Set exercise:
Copy each line of the records that contains the word "Source".

Listing:
/---
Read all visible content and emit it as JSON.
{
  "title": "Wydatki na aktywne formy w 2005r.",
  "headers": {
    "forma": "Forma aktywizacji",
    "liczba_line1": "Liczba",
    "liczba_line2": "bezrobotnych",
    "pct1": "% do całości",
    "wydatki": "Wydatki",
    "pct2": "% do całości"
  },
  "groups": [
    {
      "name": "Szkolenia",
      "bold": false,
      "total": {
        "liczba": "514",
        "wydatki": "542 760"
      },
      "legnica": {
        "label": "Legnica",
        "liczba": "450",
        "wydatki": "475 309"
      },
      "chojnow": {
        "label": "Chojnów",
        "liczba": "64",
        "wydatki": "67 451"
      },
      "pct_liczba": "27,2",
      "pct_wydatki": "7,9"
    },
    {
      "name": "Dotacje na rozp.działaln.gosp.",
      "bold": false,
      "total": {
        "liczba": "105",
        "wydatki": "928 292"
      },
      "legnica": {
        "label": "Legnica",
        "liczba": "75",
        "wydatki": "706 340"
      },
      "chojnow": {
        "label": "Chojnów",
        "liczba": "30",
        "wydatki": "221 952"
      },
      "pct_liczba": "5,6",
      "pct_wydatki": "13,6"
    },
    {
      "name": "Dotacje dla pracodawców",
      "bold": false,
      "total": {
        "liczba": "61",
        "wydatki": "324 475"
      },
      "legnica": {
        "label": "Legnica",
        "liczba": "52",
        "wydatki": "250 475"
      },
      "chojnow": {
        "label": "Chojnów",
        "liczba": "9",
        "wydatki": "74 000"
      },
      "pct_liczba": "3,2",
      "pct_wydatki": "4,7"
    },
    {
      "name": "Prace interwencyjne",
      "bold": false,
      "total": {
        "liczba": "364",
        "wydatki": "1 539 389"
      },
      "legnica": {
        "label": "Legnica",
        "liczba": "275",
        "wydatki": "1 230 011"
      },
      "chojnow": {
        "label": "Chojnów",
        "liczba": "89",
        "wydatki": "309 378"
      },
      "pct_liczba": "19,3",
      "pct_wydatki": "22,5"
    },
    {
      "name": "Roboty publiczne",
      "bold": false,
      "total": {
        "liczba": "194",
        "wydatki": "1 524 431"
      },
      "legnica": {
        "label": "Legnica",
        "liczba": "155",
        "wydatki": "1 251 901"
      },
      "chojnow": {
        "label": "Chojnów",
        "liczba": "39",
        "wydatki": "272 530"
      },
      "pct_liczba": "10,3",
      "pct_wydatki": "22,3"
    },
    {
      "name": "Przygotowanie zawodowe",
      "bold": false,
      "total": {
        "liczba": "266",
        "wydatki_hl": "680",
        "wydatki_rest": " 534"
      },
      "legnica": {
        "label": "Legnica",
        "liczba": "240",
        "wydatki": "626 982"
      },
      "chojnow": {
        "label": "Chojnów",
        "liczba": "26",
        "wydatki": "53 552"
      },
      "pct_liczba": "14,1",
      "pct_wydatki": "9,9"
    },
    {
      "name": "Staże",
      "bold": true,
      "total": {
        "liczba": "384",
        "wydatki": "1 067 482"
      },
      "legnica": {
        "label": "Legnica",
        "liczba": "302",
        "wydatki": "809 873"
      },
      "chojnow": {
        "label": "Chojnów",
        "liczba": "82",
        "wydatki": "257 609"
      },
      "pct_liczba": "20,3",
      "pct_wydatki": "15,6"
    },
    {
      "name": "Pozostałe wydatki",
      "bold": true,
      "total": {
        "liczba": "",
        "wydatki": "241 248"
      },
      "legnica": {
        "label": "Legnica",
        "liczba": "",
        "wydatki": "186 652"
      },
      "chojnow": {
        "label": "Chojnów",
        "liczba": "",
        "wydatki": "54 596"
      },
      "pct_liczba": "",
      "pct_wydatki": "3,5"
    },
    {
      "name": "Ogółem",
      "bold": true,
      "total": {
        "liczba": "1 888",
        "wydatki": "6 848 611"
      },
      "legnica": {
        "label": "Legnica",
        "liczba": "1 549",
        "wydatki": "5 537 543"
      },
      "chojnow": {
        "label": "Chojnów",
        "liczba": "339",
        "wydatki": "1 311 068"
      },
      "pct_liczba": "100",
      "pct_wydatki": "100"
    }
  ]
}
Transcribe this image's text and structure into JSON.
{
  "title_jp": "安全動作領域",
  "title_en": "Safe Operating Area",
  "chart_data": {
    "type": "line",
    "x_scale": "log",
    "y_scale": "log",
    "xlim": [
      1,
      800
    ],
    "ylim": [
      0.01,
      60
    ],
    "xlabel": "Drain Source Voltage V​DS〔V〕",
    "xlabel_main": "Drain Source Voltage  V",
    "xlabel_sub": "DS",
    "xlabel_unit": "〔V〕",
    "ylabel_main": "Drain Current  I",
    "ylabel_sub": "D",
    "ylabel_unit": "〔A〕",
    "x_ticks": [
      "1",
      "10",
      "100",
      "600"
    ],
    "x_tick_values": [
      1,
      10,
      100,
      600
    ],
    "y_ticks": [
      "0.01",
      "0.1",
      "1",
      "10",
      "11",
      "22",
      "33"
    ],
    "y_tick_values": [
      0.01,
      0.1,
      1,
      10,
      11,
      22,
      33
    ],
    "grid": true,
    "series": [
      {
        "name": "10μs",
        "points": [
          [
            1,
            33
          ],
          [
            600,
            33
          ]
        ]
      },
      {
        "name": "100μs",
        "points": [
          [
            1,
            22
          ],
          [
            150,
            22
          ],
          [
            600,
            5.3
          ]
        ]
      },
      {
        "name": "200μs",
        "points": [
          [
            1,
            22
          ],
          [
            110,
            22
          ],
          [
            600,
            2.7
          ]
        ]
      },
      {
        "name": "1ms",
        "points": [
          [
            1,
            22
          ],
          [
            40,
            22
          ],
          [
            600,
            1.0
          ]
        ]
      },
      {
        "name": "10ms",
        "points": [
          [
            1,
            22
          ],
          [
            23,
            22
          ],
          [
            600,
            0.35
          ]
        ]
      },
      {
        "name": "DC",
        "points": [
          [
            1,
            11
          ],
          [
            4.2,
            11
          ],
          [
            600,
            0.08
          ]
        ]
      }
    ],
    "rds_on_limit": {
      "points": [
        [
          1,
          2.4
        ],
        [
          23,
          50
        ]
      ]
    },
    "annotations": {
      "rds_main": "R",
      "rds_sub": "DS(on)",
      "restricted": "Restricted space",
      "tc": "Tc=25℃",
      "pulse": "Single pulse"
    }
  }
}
\---
Exercise result:
    "xlabel": "Drain Source Voltage V​DS〔V〕",
    "xlabel_main": "Drain Source Voltage  V",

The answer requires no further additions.